WHAT YOU HAVE TO DO —
Please transcribe the data that follows without the pictures, keeping every word the same.

Extracted records —
============================================================
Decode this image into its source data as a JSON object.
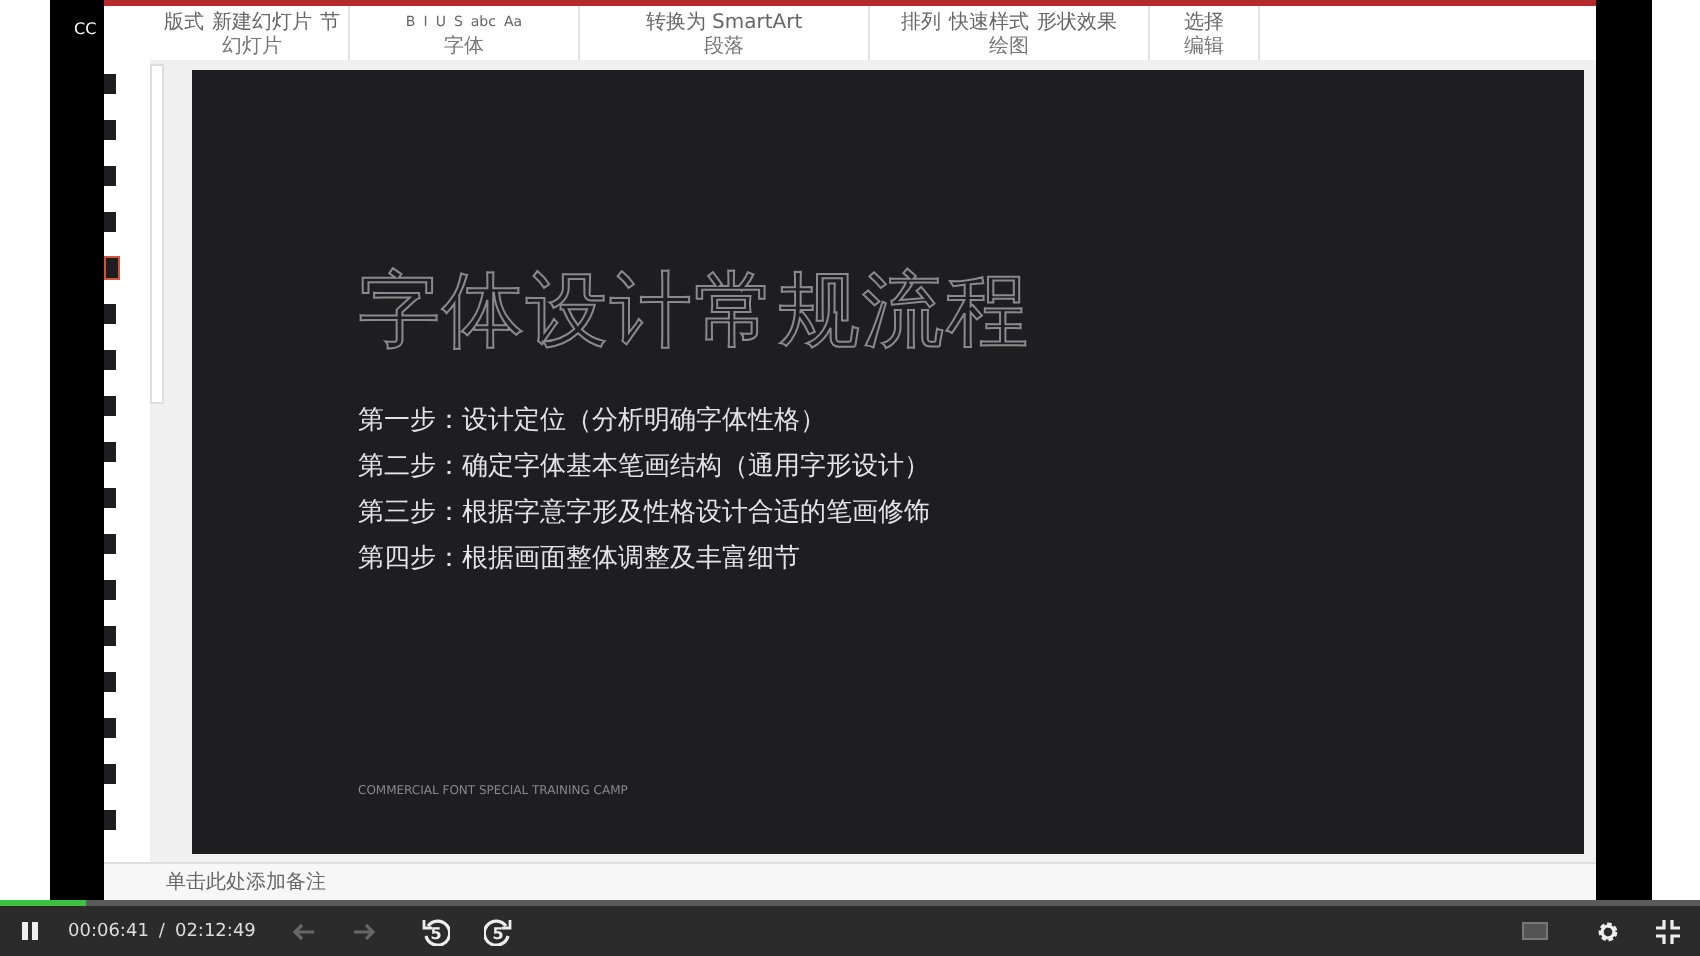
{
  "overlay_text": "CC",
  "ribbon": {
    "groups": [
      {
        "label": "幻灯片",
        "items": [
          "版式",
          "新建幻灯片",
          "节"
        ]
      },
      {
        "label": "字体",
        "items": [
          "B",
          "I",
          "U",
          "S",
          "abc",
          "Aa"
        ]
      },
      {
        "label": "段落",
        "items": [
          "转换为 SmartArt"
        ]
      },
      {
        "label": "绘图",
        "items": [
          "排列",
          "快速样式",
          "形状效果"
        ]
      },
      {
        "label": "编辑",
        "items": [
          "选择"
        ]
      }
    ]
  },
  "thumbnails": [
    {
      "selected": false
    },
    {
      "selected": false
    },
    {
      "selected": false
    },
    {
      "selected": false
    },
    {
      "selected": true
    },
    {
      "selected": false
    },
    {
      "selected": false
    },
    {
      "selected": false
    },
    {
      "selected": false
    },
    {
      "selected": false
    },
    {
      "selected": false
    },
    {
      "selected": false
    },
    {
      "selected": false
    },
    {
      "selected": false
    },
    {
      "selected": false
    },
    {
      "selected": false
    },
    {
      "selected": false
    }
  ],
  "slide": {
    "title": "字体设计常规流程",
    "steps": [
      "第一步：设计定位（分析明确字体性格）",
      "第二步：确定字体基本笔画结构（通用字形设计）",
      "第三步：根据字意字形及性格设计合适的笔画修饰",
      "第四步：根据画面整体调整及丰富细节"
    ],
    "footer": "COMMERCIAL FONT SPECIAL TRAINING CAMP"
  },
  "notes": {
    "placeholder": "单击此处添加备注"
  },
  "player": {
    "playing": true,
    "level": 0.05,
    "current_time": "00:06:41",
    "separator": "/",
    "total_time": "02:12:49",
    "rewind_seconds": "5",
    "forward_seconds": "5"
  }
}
============================================================
OUTPUT OF THE EXERCISE —
Decode this image into its source data as a JSON object.
{
  "overlay_text": "CC",
  "ribbon": {
    "groups": [
      {
        "label": "幻灯片",
        "items": [
          "版式",
          "新建幻灯片",
          "节"
        ]
      },
      {
        "label": "字体",
        "items": [
          "B",
          "I",
          "U",
          "S",
          "abc",
          "Aa"
        ]
      },
      {
        "label": "段落",
        "items": [
          "转换为 SmartArt"
        ]
      },
      {
        "label": "绘图",
        "items": [
          "排列",
          "快速样式",
          "形状效果"
        ]
      },
      {
        "label": "编辑",
        "items": [
          "选择"
        ]
      }
    ]
  },
  "thumbnails": [
    {
      "selected": false
    },
    {
      "selected": false
    },
    {
      "selected": false
    },
    {
      "selected": false
    },
    {
      "selected": true
    },
    {
      "selected": false
    },
    {
      "selected": false
    },
    {
      "selected": false
    },
    {
      "selected": false
    },
    {
      "selected": false
    },
    {
      "selected": false
    },
    {
      "selected": false
    },
    {
      "selected": false
    },
    {
      "selected": false
    },
    {
      "selected": false
    },
    {
      "selected": false
    },
    {
      "selected": false
    }
  ],
  "slide": {
    "title": "字体设计常规流程",
    "steps": [
      "第一步：设计定位（分析明确字体性格）",
      "第二步：确定字体基本笔画结构（通用字形设计）",
      "第三步：根据字意字形及性格设计合适的笔画修饰",
      "第四步：根据画面整体调整及丰富细节"
    ],
    "footer": "COMMERCIAL FONT SPECIAL TRAINING CAMP"
  },
  "notes": {
    "placeholder": "单击此处添加备注"
  },
  "player": {
    "playing": true,
    "level": 0.05,
    "current_time": "00:06:41",
    "separator": "/",
    "total_time": "02:12:49",
    "rewind_seconds": "5",
    "forward_seconds": "5"
  }
}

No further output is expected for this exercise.